PROBLEM DETAILS: Below is a block of records; reproduce all of them exactly and leave out any pictures.

··· RECORDED INFORMATION ···

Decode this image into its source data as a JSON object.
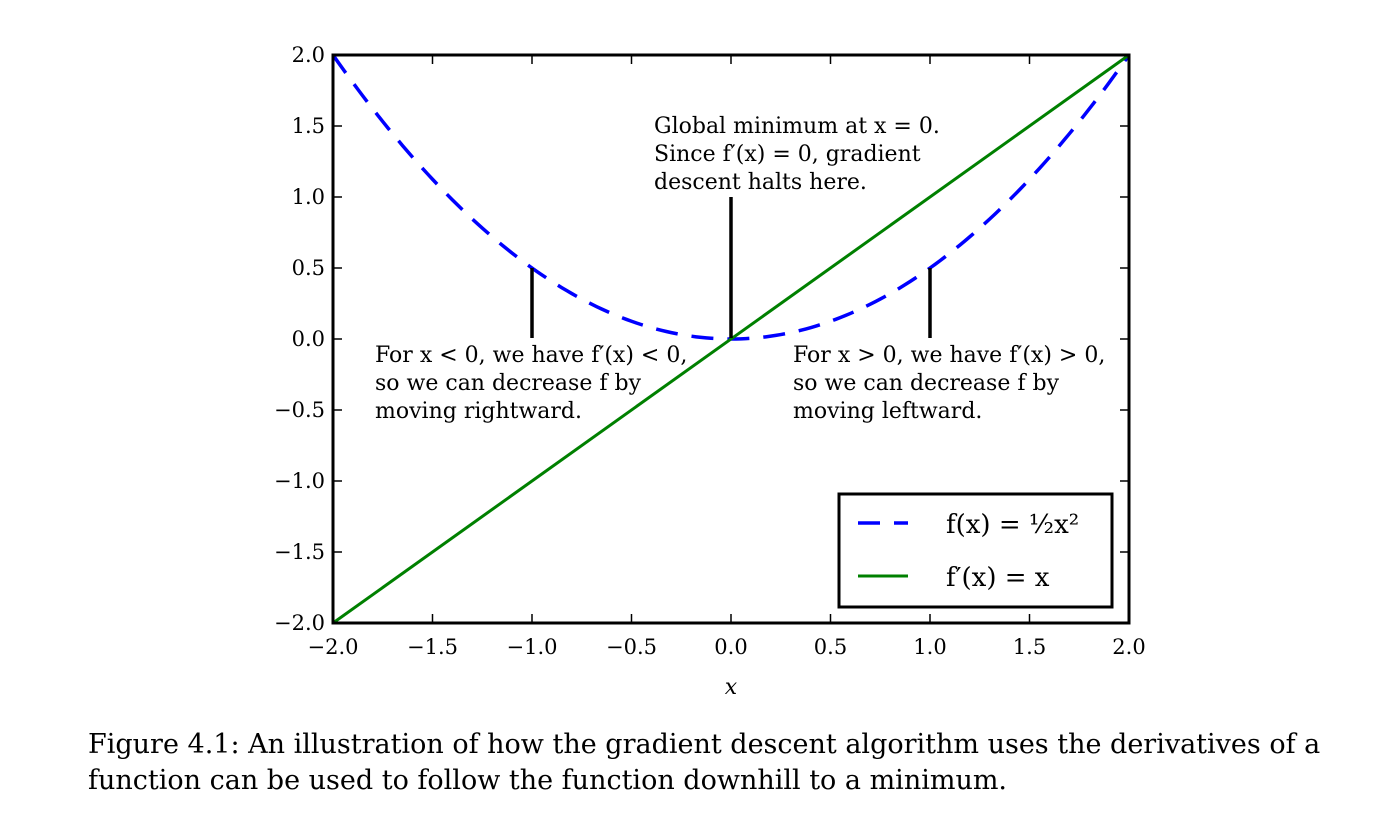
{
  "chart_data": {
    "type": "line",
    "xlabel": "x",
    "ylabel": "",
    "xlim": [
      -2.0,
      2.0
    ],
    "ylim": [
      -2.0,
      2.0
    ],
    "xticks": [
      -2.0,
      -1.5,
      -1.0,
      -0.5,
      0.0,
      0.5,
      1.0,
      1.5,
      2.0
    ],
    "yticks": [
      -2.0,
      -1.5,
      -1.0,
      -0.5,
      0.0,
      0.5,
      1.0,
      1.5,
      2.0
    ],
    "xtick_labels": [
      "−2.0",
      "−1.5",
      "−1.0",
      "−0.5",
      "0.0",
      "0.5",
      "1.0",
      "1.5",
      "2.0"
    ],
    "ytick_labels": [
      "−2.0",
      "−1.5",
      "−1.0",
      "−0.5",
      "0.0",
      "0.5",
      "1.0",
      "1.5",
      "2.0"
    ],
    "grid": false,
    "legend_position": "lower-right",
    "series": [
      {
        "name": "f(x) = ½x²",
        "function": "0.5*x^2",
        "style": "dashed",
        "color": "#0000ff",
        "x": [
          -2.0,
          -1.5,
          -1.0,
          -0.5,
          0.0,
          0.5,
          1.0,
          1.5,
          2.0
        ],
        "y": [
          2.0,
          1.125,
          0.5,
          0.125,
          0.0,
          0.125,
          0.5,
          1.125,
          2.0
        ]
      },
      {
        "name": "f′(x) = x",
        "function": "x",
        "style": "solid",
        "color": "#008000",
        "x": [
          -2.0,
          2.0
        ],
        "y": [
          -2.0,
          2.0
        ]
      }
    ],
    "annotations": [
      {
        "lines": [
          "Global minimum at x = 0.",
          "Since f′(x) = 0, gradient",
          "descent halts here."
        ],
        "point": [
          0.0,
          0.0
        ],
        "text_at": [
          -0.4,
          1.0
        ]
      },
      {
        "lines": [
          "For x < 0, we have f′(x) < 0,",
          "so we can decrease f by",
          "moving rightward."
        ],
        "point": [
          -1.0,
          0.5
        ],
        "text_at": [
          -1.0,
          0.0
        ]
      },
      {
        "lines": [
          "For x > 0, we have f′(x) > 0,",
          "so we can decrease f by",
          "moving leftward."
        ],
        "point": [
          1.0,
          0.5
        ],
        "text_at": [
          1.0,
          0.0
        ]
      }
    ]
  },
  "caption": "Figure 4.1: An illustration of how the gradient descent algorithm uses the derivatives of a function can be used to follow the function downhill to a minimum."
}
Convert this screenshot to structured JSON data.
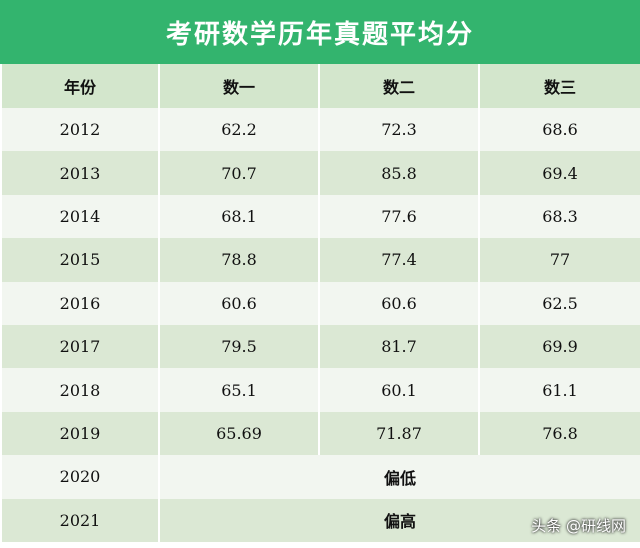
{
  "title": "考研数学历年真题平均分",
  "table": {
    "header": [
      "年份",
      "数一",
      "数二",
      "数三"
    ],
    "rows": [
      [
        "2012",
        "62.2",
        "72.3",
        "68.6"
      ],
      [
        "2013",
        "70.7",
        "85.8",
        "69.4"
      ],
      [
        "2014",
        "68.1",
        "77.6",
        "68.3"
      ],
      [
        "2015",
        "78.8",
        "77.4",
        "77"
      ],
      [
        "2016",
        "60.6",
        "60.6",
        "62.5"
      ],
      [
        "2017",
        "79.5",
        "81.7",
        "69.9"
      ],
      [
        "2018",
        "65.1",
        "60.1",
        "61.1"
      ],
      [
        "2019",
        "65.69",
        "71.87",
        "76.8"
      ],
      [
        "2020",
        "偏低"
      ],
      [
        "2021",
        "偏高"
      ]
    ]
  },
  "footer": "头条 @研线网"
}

···

WRITTEN ANSWER:
Decode this image into its source data as a JSON object.
{
  "chart_data": {
    "type": "line",
    "xlabel": "x",
    "ylabel": "",
    "xlim": [
      -2.0,
      2.0
    ],
    "ylim": [
      -2.0,
      2.0
    ],
    "xticks": [
      -2.0,
      -1.5,
      -1.0,
      -0.5,
      0.0,
      0.5,
      1.0,
      1.5,
      2.0
    ],
    "yticks": [
      -2.0,
      -1.5,
      -1.0,
      -0.5,
      0.0,
      0.5,
      1.0,
      1.5,
      2.0
    ],
    "xtick_labels": [
      "−2.0",
      "−1.5",
      "−1.0",
      "−0.5",
      "0.0",
      "0.5",
      "1.0",
      "1.5",
      "2.0"
    ],
    "ytick_labels": [
      "−2.0",
      "−1.5",
      "−1.0",
      "−0.5",
      "0.0",
      "0.5",
      "1.0",
      "1.5",
      "2.0"
    ],
    "grid": false,
    "legend_position": "lower-right",
    "series": [
      {
        "name": "f(x) = ½x²",
        "function": "0.5*x^2",
        "style": "dashed",
        "color": "#0000ff",
        "x": [
          -2.0,
          -1.5,
          -1.0,
          -0.5,
          0.0,
          0.5,
          1.0,
          1.5,
          2.0
        ],
        "y": [
          2.0,
          1.125,
          0.5,
          0.125,
          0.0,
          0.125,
          0.5,
          1.125,
          2.0
        ]
      },
      {
        "name": "f′(x) = x",
        "function": "x",
        "style": "solid",
        "color": "#008000",
        "x": [
          -2.0,
          2.0
        ],
        "y": [
          -2.0,
          2.0
        ]
      }
    ],
    "annotations": [
      {
        "lines": [
          "Global minimum at x = 0.",
          "Since f′(x) = 0, gradient",
          "descent halts here."
        ],
        "point": [
          0.0,
          0.0
        ],
        "text_at": [
          -0.4,
          1.0
        ]
      },
      {
        "lines": [
          "For x < 0, we have f′(x) < 0,",
          "so we can decrease f by",
          "moving rightward."
        ],
        "point": [
          -1.0,
          0.5
        ],
        "text_at": [
          -1.0,
          0.0
        ]
      },
      {
        "lines": [
          "For x > 0, we have f′(x) > 0,",
          "so we can decrease f by",
          "moving leftward."
        ],
        "point": [
          1.0,
          0.5
        ],
        "text_at": [
          1.0,
          0.0
        ]
      }
    ]
  },
  "caption": "Figure 4.1: An illustration of how the gradient descent algorithm uses the derivatives of a function can be used to follow the function downhill to a minimum."
}
Convert this screenshot to structured JSON data.
{
  "title": "考研数学历年真题平均分",
  "table": {
    "header": [
      "年份",
      "数一",
      "数二",
      "数三"
    ],
    "rows": [
      [
        "2012",
        "62.2",
        "72.3",
        "68.6"
      ],
      [
        "2013",
        "70.7",
        "85.8",
        "69.4"
      ],
      [
        "2014",
        "68.1",
        "77.6",
        "68.3"
      ],
      [
        "2015",
        "78.8",
        "77.4",
        "77"
      ],
      [
        "2016",
        "60.6",
        "60.6",
        "62.5"
      ],
      [
        "2017",
        "79.5",
        "81.7",
        "69.9"
      ],
      [
        "2018",
        "65.1",
        "60.1",
        "61.1"
      ],
      [
        "2019",
        "65.69",
        "71.87",
        "76.8"
      ],
      [
        "2020",
        "偏低"
      ],
      [
        "2021",
        "偏高"
      ]
    ]
  },
  "footer": "头条 @研线网"
}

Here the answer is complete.